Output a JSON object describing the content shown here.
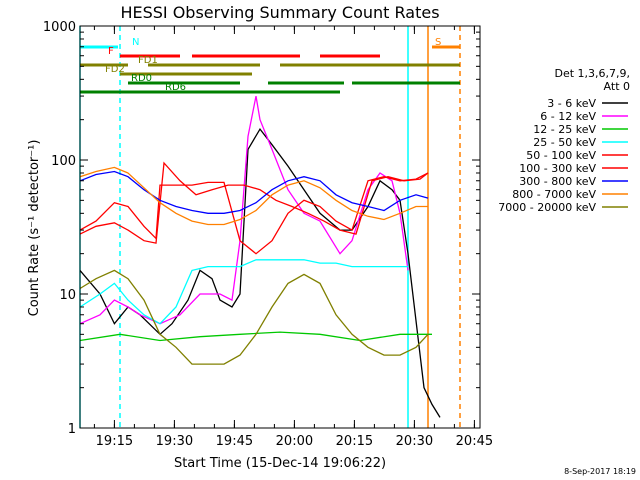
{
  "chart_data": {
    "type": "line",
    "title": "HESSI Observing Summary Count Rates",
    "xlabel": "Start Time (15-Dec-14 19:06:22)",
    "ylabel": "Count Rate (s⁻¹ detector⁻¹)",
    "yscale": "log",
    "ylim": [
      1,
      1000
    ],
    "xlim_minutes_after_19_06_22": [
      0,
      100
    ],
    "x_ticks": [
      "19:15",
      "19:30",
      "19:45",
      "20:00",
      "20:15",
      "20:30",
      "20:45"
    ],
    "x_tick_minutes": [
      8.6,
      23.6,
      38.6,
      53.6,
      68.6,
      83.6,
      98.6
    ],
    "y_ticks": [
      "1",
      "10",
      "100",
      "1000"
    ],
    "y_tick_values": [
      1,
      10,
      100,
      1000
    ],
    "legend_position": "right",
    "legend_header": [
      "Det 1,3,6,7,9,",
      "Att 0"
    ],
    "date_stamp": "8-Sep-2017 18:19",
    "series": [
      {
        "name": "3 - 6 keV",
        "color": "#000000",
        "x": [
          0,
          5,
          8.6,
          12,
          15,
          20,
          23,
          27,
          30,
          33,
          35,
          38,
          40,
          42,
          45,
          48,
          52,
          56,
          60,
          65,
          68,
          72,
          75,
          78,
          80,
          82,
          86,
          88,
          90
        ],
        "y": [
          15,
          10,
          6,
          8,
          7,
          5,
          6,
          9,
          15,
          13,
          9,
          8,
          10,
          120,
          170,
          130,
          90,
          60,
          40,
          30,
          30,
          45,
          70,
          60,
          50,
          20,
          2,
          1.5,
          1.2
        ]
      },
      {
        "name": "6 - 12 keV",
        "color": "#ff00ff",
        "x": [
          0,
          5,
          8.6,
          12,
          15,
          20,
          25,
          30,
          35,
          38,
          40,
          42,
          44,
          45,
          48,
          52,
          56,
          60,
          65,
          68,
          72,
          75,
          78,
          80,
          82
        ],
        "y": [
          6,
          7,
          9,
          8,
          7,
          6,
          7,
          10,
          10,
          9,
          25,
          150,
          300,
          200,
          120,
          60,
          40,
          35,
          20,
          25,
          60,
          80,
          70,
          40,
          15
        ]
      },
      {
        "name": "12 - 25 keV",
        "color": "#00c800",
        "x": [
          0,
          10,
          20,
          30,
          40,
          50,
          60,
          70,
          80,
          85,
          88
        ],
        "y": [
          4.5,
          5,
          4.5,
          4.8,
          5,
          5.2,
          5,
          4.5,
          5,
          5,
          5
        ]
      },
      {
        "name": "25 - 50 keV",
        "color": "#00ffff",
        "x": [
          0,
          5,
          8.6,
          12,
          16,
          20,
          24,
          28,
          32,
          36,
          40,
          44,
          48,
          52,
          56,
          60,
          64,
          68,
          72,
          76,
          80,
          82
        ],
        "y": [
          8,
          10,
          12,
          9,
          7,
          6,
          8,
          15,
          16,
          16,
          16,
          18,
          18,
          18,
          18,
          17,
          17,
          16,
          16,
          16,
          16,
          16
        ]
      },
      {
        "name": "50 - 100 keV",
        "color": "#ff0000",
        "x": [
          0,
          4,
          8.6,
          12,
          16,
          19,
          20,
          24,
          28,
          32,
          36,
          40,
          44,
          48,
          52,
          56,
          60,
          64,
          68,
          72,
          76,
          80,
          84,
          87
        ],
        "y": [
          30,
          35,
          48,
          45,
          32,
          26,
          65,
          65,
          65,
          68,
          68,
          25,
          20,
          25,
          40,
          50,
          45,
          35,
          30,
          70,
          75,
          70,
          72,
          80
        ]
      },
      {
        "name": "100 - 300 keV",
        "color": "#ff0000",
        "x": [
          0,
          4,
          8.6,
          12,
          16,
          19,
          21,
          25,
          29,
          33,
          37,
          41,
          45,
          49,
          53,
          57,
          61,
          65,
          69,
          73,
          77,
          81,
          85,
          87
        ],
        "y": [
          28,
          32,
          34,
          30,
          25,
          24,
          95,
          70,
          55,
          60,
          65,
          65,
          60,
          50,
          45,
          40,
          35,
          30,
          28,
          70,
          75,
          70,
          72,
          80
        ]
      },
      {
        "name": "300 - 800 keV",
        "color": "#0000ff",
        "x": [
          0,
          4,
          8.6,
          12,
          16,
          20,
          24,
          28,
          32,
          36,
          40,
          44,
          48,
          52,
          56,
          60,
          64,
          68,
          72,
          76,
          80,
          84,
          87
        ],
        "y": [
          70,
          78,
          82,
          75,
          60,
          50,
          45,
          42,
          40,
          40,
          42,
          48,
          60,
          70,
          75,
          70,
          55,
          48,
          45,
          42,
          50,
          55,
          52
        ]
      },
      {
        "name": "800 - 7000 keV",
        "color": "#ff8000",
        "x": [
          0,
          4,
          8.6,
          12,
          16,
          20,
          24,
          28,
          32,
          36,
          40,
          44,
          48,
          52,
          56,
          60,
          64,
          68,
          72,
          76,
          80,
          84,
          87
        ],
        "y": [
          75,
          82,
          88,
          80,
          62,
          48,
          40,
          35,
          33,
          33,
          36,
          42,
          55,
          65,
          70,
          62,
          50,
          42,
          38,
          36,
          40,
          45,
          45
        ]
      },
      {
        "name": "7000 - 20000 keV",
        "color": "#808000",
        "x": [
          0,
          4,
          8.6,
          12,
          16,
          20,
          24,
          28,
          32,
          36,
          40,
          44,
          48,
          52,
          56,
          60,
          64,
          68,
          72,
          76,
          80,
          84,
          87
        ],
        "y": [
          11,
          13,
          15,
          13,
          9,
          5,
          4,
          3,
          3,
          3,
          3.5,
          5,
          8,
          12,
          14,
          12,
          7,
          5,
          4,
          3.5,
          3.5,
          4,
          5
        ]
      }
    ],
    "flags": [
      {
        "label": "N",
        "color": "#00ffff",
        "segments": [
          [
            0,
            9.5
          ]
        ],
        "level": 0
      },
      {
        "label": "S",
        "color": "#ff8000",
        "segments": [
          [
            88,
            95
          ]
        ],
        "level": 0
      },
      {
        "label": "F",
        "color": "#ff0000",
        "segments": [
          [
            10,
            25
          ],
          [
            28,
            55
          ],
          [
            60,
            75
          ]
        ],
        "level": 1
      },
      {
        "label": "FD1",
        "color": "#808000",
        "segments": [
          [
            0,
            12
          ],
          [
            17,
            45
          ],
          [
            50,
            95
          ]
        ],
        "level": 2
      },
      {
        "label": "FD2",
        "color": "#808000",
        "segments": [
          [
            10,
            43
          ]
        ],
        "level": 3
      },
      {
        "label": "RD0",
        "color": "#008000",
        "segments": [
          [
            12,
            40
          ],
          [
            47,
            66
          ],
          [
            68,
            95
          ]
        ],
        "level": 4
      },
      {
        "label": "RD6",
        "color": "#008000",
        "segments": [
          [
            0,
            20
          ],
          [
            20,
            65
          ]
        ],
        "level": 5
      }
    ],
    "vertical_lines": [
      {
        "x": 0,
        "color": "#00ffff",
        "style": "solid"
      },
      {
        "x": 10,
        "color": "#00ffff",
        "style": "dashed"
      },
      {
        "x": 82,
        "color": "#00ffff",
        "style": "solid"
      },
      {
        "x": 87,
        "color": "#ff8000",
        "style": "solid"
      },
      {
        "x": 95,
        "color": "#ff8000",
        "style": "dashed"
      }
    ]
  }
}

**Aim:** Return each line from the material above exactly, but not the pictures.

**The solution:**
Output a JSON object describing the content shown here.
{
  "chart_data": {
    "type": "line",
    "title": "HESSI Observing Summary Count Rates",
    "xlabel": "Start Time (15-Dec-14 19:06:22)",
    "ylabel": "Count Rate (s⁻¹ detector⁻¹)",
    "yscale": "log",
    "ylim": [
      1,
      1000
    ],
    "xlim_minutes_after_19_06_22": [
      0,
      100
    ],
    "x_ticks": [
      "19:15",
      "19:30",
      "19:45",
      "20:00",
      "20:15",
      "20:30",
      "20:45"
    ],
    "x_tick_minutes": [
      8.6,
      23.6,
      38.6,
      53.6,
      68.6,
      83.6,
      98.6
    ],
    "y_ticks": [
      "1",
      "10",
      "100",
      "1000"
    ],
    "y_tick_values": [
      1,
      10,
      100,
      1000
    ],
    "legend_position": "right",
    "legend_header": [
      "Det 1,3,6,7,9,",
      "Att 0"
    ],
    "date_stamp": "8-Sep-2017 18:19",
    "series": [
      {
        "name": "3 - 6 keV",
        "color": "#000000",
        "x": [
          0,
          5,
          8.6,
          12,
          15,
          20,
          23,
          27,
          30,
          33,
          35,
          38,
          40,
          42,
          45,
          48,
          52,
          56,
          60,
          65,
          68,
          72,
          75,
          78,
          80,
          82,
          86,
          88,
          90
        ],
        "y": [
          15,
          10,
          6,
          8,
          7,
          5,
          6,
          9,
          15,
          13,
          9,
          8,
          10,
          120,
          170,
          130,
          90,
          60,
          40,
          30,
          30,
          45,
          70,
          60,
          50,
          20,
          2,
          1.5,
          1.2
        ]
      },
      {
        "name": "6 - 12 keV",
        "color": "#ff00ff",
        "x": [
          0,
          5,
          8.6,
          12,
          15,
          20,
          25,
          30,
          35,
          38,
          40,
          42,
          44,
          45,
          48,
          52,
          56,
          60,
          65,
          68,
          72,
          75,
          78,
          80,
          82
        ],
        "y": [
          6,
          7,
          9,
          8,
          7,
          6,
          7,
          10,
          10,
          9,
          25,
          150,
          300,
          200,
          120,
          60,
          40,
          35,
          20,
          25,
          60,
          80,
          70,
          40,
          15
        ]
      },
      {
        "name": "12 - 25 keV",
        "color": "#00c800",
        "x": [
          0,
          10,
          20,
          30,
          40,
          50,
          60,
          70,
          80,
          85,
          88
        ],
        "y": [
          4.5,
          5,
          4.5,
          4.8,
          5,
          5.2,
          5,
          4.5,
          5,
          5,
          5
        ]
      },
      {
        "name": "25 - 50 keV",
        "color": "#00ffff",
        "x": [
          0,
          5,
          8.6,
          12,
          16,
          20,
          24,
          28,
          32,
          36,
          40,
          44,
          48,
          52,
          56,
          60,
          64,
          68,
          72,
          76,
          80,
          82
        ],
        "y": [
          8,
          10,
          12,
          9,
          7,
          6,
          8,
          15,
          16,
          16,
          16,
          18,
          18,
          18,
          18,
          17,
          17,
          16,
          16,
          16,
          16,
          16
        ]
      },
      {
        "name": "50 - 100 keV",
        "color": "#ff0000",
        "x": [
          0,
          4,
          8.6,
          12,
          16,
          19,
          20,
          24,
          28,
          32,
          36,
          40,
          44,
          48,
          52,
          56,
          60,
          64,
          68,
          72,
          76,
          80,
          84,
          87
        ],
        "y": [
          30,
          35,
          48,
          45,
          32,
          26,
          65,
          65,
          65,
          68,
          68,
          25,
          20,
          25,
          40,
          50,
          45,
          35,
          30,
          70,
          75,
          70,
          72,
          80
        ]
      },
      {
        "name": "100 - 300 keV",
        "color": "#ff0000",
        "x": [
          0,
          4,
          8.6,
          12,
          16,
          19,
          21,
          25,
          29,
          33,
          37,
          41,
          45,
          49,
          53,
          57,
          61,
          65,
          69,
          73,
          77,
          81,
          85,
          87
        ],
        "y": [
          28,
          32,
          34,
          30,
          25,
          24,
          95,
          70,
          55,
          60,
          65,
          65,
          60,
          50,
          45,
          40,
          35,
          30,
          28,
          70,
          75,
          70,
          72,
          80
        ]
      },
      {
        "name": "300 - 800 keV",
        "color": "#0000ff",
        "x": [
          0,
          4,
          8.6,
          12,
          16,
          20,
          24,
          28,
          32,
          36,
          40,
          44,
          48,
          52,
          56,
          60,
          64,
          68,
          72,
          76,
          80,
          84,
          87
        ],
        "y": [
          70,
          78,
          82,
          75,
          60,
          50,
          45,
          42,
          40,
          40,
          42,
          48,
          60,
          70,
          75,
          70,
          55,
          48,
          45,
          42,
          50,
          55,
          52
        ]
      },
      {
        "name": "800 - 7000 keV",
        "color": "#ff8000",
        "x": [
          0,
          4,
          8.6,
          12,
          16,
          20,
          24,
          28,
          32,
          36,
          40,
          44,
          48,
          52,
          56,
          60,
          64,
          68,
          72,
          76,
          80,
          84,
          87
        ],
        "y": [
          75,
          82,
          88,
          80,
          62,
          48,
          40,
          35,
          33,
          33,
          36,
          42,
          55,
          65,
          70,
          62,
          50,
          42,
          38,
          36,
          40,
          45,
          45
        ]
      },
      {
        "name": "7000 - 20000 keV",
        "color": "#808000",
        "x": [
          0,
          4,
          8.6,
          12,
          16,
          20,
          24,
          28,
          32,
          36,
          40,
          44,
          48,
          52,
          56,
          60,
          64,
          68,
          72,
          76,
          80,
          84,
          87
        ],
        "y": [
          11,
          13,
          15,
          13,
          9,
          5,
          4,
          3,
          3,
          3,
          3.5,
          5,
          8,
          12,
          14,
          12,
          7,
          5,
          4,
          3.5,
          3.5,
          4,
          5
        ]
      }
    ],
    "flags": [
      {
        "label": "N",
        "color": "#00ffff",
        "segments": [
          [
            0,
            9.5
          ]
        ],
        "level": 0
      },
      {
        "label": "S",
        "color": "#ff8000",
        "segments": [
          [
            88,
            95
          ]
        ],
        "level": 0
      },
      {
        "label": "F",
        "color": "#ff0000",
        "segments": [
          [
            10,
            25
          ],
          [
            28,
            55
          ],
          [
            60,
            75
          ]
        ],
        "level": 1
      },
      {
        "label": "FD1",
        "color": "#808000",
        "segments": [
          [
            0,
            12
          ],
          [
            17,
            45
          ],
          [
            50,
            95
          ]
        ],
        "level": 2
      },
      {
        "label": "FD2",
        "color": "#808000",
        "segments": [
          [
            10,
            43
          ]
        ],
        "level": 3
      },
      {
        "label": "RD0",
        "color": "#008000",
        "segments": [
          [
            12,
            40
          ],
          [
            47,
            66
          ],
          [
            68,
            95
          ]
        ],
        "level": 4
      },
      {
        "label": "RD6",
        "color": "#008000",
        "segments": [
          [
            0,
            20
          ],
          [
            20,
            65
          ]
        ],
        "level": 5
      }
    ],
    "vertical_lines": [
      {
        "x": 0,
        "color": "#00ffff",
        "style": "solid"
      },
      {
        "x": 10,
        "color": "#00ffff",
        "style": "dashed"
      },
      {
        "x": 82,
        "color": "#00ffff",
        "style": "solid"
      },
      {
        "x": 87,
        "color": "#ff8000",
        "style": "solid"
      },
      {
        "x": 95,
        "color": "#ff8000",
        "style": "dashed"
      }
    ]
  }
}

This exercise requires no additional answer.